# PROVIDED RECORDS
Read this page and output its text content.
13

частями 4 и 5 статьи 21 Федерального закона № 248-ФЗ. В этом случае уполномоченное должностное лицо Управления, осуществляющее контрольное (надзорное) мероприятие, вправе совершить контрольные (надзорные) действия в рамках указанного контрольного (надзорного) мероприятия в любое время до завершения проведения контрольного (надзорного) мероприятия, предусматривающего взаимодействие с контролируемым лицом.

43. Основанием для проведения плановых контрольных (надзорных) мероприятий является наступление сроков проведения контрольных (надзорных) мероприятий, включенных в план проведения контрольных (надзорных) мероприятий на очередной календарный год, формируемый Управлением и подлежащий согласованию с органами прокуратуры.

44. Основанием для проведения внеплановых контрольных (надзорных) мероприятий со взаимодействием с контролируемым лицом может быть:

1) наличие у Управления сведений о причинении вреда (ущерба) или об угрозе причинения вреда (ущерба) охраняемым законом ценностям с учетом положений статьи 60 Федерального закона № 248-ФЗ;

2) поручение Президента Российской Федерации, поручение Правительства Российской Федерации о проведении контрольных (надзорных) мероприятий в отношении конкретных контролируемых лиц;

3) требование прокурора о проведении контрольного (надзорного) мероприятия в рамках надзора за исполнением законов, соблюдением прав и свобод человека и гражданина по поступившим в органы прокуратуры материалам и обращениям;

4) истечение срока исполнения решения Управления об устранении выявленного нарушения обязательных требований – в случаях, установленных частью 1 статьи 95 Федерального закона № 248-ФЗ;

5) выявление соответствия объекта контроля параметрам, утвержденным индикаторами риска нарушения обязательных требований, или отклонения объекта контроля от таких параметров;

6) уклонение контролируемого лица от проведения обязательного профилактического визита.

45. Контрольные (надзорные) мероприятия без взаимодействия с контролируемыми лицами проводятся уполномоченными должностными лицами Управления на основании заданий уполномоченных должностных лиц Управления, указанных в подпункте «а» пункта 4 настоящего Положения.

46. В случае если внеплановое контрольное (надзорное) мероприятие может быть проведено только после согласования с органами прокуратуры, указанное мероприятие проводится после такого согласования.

# STATED TASK
Write out every entry verbatim.

# ANSWER FOR THE TASK
Read this page and output its text content.
13

частями 4 и 5 статьи 21 Федерального закона № 248-ФЗ. В этом случае уполномоченное должностное лицо Управления, осуществляющее контрольное (надзорное) мероприятие, вправе совершить контрольные (надзорные) действия в рамках указанного контрольного (надзорного) мероприятия в любое время до завершения проведения контрольного (надзорного) мероприятия, предусматривающего взаимодействие с контролируемым лицом.

43. Основанием для проведения плановых контрольных (надзорных) мероприятий является наступление сроков проведения контрольных (надзорных) мероприятий, включенных в план проведения контрольных (надзорных) мероприятий на очередной календарный год, формируемый Управлением и подлежащий согласованию с органами прокуратуры.

44. Основанием для проведения внеплановых контрольных (надзорных) мероприятий со взаимодействием с контролируемым лицом может быть:

1) наличие у Управления сведений о причинении вреда (ущерба) или об угрозе причинения вреда (ущерба) охраняемым законом ценностям с учетом положений статьи 60 Федерального закона № 248-ФЗ;

2) поручение Президента Российской Федерации, поручение Правительства Российской Федерации о проведении контрольных (надзорных) мероприятий в отношении конкретных контролируемых лиц;

3) требование прокурора о проведении контрольного (надзорного) мероприятия в рамках надзора за исполнением законов, соблюдением прав и свобод человека и гражданина по поступившим в органы прокуратуры материалам и обращениям;

4) истечение срока исполнения решения Управления об устранении выявленного нарушения обязательных требований – в случаях, установленных частью 1 статьи 95 Федерального закона № 248-ФЗ;

5) выявление соответствия объекта контроля параметрам, утвержденным индикаторами риска нарушения обязательных требований, или отклонения объекта контроля от таких параметров;

6) уклонение контролируемого лица от проведения обязательного профилактического визита.

45. Контрольные (надзорные) мероприятия без взаимодействия с контролируемыми лицами проводятся уполномоченными должностными лицами Управления на основании заданий уполномоченных должностных лиц Управления, указанных в подпункте «а» пункта 4 настоящего Положения.

46. В случае если внеплановое контрольное (надзорное) мероприятие может быть проведено только после согласования с органами прокуратуры, указанное мероприятие проводится после такого согласования.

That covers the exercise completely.